**SUPPLIED DATA**:
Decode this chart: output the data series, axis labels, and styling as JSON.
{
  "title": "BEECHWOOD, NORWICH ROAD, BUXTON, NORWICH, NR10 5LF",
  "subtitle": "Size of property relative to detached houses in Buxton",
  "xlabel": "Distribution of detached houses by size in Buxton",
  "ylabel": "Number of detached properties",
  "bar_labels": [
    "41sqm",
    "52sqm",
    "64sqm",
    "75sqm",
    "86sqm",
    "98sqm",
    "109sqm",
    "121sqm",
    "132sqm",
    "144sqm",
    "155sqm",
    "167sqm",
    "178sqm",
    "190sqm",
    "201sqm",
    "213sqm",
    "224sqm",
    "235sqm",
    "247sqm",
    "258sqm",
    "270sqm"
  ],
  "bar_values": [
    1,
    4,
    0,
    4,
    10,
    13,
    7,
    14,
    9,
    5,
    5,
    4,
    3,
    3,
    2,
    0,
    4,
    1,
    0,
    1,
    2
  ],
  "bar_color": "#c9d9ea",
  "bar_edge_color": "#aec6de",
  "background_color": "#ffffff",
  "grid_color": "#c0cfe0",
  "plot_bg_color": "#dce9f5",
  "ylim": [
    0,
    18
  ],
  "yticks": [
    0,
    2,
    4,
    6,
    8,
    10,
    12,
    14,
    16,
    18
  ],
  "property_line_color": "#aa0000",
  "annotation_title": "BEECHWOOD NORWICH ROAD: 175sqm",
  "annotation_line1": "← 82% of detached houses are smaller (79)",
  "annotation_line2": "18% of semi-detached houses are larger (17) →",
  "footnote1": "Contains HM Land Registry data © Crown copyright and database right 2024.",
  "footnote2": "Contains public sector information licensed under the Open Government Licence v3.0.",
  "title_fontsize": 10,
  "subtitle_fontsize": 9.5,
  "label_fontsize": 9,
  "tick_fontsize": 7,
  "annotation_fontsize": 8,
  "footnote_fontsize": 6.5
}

**WHAT THE EXERCISE ASKS**: Transcribe the data. Leave every line exactly as it is.

**SOLUTION FOR THIS TASK**:
Decode this chart: output the data series, axis labels, and styling as JSON.
{
  "title": "BEECHWOOD, NORWICH ROAD, BUXTON, NORWICH, NR10 5LF",
  "subtitle": "Size of property relative to detached houses in Buxton",
  "xlabel": "Distribution of detached houses by size in Buxton",
  "ylabel": "Number of detached properties",
  "bar_labels": [
    "41sqm",
    "52sqm",
    "64sqm",
    "75sqm",
    "86sqm",
    "98sqm",
    "109sqm",
    "121sqm",
    "132sqm",
    "144sqm",
    "155sqm",
    "167sqm",
    "178sqm",
    "190sqm",
    "201sqm",
    "213sqm",
    "224sqm",
    "235sqm",
    "247sqm",
    "258sqm",
    "270sqm"
  ],
  "bar_values": [
    1,
    4,
    0,
    4,
    10,
    13,
    7,
    14,
    9,
    5,
    5,
    4,
    3,
    3,
    2,
    0,
    4,
    1,
    0,
    1,
    2
  ],
  "bar_color": "#c9d9ea",
  "bar_edge_color": "#aec6de",
  "background_color": "#ffffff",
  "grid_color": "#c0cfe0",
  "plot_bg_color": "#dce9f5",
  "ylim": [
    0,
    18
  ],
  "yticks": [
    0,
    2,
    4,
    6,
    8,
    10,
    12,
    14,
    16,
    18
  ],
  "property_line_color": "#aa0000",
  "annotation_title": "BEECHWOOD NORWICH ROAD: 175sqm",
  "annotation_line1": "← 82% of detached houses are smaller (79)",
  "annotation_line2": "18% of semi-detached houses are larger (17) →",
  "footnote1": "Contains HM Land Registry data © Crown copyright and database right 2024.",
  "footnote2": "Contains public sector information licensed under the Open Government Licence v3.0.",
  "title_fontsize": 10,
  "subtitle_fontsize": 9.5,
  "label_fontsize": 9,
  "tick_fontsize": 7,
  "annotation_fontsize": 8,
  "footnote_fontsize": 6.5
}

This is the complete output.